Extracted data entries:

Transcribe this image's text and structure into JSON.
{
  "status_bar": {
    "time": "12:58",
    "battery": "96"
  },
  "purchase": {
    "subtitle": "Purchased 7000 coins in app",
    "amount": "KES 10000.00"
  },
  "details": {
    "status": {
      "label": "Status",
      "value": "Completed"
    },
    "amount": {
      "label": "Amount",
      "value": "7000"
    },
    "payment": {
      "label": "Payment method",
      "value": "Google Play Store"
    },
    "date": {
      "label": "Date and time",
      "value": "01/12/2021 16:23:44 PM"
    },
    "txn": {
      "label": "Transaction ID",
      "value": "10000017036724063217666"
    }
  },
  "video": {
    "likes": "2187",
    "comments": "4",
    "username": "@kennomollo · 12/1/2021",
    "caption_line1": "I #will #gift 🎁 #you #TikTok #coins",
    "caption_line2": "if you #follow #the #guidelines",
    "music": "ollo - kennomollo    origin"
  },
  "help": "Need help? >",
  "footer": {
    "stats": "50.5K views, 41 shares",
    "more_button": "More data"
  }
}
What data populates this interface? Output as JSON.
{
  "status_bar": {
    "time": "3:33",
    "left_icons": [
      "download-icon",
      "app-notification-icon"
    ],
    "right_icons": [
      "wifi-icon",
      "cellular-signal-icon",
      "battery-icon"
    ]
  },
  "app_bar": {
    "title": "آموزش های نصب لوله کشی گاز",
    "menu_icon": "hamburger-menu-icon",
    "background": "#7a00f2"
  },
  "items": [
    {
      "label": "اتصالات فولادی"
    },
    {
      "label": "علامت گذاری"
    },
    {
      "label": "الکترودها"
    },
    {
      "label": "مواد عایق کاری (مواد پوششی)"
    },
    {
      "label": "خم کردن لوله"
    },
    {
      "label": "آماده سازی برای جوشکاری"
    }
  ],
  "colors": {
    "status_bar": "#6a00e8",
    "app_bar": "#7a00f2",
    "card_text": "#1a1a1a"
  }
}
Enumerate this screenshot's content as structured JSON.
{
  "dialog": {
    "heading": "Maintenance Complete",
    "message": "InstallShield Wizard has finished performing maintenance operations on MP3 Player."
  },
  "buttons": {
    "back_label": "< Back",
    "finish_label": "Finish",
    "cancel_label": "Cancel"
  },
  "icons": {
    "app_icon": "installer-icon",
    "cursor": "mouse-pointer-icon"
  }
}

• _What this task involves_: Return the listing above word for word.

• _Correct output_:
Transcribe this image's text and structure into JSON.
{
  "status_bar": {
    "time": "12:58",
    "battery": "96"
  },
  "purchase": {
    "subtitle": "Purchased 7000 coins in app",
    "amount": "KES 10000.00"
  },
  "details": {
    "status": {
      "label": "Status",
      "value": "Completed"
    },
    "amount": {
      "label": "Amount",
      "value": "7000"
    },
    "payment": {
      "label": "Payment method",
      "value": "Google Play Store"
    },
    "date": {
      "label": "Date and time",
      "value": "01/12/2021 16:23:44 PM"
    },
    "txn": {
      "label": "Transaction ID",
      "value": "10000017036724063217666"
    }
  },
  "video": {
    "likes": "2187",
    "comments": "4",
    "username": "@kennomollo · 12/1/2021",
    "caption_line1": "I #will #gift 🎁 #you #TikTok #coins",
    "caption_line2": "if you #follow #the #guidelines",
    "music": "ollo - kennomollo    origin"
  },
  "help": "Need help? >",
  "footer": {
    "stats": "50.5K views, 41 shares",
    "more_button": "More data"
  }
}
What data populates this interface? Output as JSON.
{
  "status_bar": {
    "time": "3:33",
    "left_icons": [
      "download-icon",
      "app-notification-icon"
    ],
    "right_icons": [
      "wifi-icon",
      "cellular-signal-icon",
      "battery-icon"
    ]
  },
  "app_bar": {
    "title": "آموزش های نصب لوله کشی گاز",
    "menu_icon": "hamburger-menu-icon",
    "background": "#7a00f2"
  },
  "items": [
    {
      "label": "اتصالات فولادی"
    },
    {
      "label": "علامت گذاری"
    },
    {
      "label": "الکترودها"
    },
    {
      "label": "مواد عایق کاری (مواد پوششی)"
    },
    {
      "label": "خم کردن لوله"
    },
    {
      "label": "آماده سازی برای جوشکاری"
    }
  ],
  "colors": {
    "status_bar": "#6a00e8",
    "app_bar": "#7a00f2",
    "card_text": "#1a1a1a"
  }
}
Enumerate this screenshot's content as structured JSON.
{
  "dialog": {
    "heading": "Maintenance Complete",
    "message": "InstallShield Wizard has finished performing maintenance operations on MP3 Player."
  },
  "buttons": {
    "back_label": "< Back",
    "finish_label": "Finish",
    "cancel_label": "Cancel"
  },
  "icons": {
    "app_icon": "installer-icon",
    "cursor": "mouse-pointer-icon"
  }
}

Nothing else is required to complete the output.